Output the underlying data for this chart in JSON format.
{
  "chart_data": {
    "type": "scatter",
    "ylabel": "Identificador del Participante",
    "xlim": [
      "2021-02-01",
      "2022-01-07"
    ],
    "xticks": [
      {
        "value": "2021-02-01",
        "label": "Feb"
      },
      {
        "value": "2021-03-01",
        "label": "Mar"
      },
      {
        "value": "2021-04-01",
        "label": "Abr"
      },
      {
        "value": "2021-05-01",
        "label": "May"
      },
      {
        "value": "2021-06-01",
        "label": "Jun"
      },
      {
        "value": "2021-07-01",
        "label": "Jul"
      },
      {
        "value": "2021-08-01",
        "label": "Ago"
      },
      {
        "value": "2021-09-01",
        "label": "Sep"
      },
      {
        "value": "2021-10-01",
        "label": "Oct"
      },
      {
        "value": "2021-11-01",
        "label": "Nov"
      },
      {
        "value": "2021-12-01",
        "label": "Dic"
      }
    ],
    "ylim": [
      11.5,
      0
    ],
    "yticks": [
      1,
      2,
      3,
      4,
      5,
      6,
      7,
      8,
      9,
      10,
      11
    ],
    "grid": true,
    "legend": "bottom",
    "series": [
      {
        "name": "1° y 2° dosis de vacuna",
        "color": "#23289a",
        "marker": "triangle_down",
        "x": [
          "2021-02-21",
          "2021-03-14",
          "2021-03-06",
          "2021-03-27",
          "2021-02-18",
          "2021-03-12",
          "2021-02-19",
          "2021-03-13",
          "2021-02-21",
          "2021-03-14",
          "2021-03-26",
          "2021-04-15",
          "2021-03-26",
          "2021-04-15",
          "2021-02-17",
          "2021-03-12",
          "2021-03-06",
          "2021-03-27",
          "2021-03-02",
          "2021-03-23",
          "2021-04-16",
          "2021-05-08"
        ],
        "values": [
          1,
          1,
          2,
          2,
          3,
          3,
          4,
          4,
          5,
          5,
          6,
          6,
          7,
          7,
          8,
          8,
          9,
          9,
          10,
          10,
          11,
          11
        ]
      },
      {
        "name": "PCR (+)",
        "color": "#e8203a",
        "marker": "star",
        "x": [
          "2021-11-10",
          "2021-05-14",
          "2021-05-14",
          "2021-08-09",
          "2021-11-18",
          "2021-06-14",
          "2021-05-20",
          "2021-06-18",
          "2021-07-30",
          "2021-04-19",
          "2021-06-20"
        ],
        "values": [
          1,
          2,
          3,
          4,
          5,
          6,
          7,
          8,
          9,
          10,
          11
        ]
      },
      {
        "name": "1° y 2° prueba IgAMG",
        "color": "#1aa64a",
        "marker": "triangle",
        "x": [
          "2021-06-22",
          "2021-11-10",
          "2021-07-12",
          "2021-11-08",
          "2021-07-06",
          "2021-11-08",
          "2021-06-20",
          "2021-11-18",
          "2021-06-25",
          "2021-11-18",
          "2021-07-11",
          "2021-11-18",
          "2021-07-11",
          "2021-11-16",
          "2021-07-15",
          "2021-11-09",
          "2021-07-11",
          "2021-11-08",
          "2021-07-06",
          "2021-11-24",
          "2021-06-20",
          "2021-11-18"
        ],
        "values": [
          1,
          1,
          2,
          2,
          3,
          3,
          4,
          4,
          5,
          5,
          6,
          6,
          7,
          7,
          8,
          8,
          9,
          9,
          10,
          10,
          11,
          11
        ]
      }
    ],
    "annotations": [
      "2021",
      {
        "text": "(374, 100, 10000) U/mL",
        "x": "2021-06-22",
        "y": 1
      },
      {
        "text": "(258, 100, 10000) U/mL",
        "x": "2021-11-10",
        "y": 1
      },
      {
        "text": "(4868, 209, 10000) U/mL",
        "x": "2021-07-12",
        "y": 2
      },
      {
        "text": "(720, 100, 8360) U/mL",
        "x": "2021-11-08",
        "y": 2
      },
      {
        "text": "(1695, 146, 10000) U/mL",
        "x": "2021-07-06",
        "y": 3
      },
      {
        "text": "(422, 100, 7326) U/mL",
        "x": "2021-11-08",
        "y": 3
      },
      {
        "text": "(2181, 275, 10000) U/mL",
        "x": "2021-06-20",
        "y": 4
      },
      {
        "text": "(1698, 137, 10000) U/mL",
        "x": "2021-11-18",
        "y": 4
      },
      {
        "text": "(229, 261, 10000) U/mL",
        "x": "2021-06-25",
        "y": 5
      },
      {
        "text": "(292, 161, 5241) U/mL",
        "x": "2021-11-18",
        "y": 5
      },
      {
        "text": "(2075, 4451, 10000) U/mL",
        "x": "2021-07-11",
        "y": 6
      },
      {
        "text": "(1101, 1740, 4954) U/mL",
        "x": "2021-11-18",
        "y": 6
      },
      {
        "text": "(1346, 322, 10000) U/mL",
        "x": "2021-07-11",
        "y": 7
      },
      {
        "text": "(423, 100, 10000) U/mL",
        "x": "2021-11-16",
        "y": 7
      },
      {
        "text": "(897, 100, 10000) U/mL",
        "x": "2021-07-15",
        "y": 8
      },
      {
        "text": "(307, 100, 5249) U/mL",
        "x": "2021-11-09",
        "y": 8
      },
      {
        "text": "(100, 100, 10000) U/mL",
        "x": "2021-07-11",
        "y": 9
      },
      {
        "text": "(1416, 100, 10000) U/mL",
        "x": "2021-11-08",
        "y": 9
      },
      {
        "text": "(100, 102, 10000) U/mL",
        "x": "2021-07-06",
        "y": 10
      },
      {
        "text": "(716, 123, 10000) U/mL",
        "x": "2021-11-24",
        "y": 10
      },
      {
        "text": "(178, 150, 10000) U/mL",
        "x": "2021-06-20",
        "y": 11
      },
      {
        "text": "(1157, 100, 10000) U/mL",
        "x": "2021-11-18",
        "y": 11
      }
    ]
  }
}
______________________________
YOUR INSTRUCTIONS ::
Copy each line above where the string "marker" occurs.

PROBLEM SOLUTION ::
        "marker": "triangle_down",
        "marker": "star",
        "marker": "triangle",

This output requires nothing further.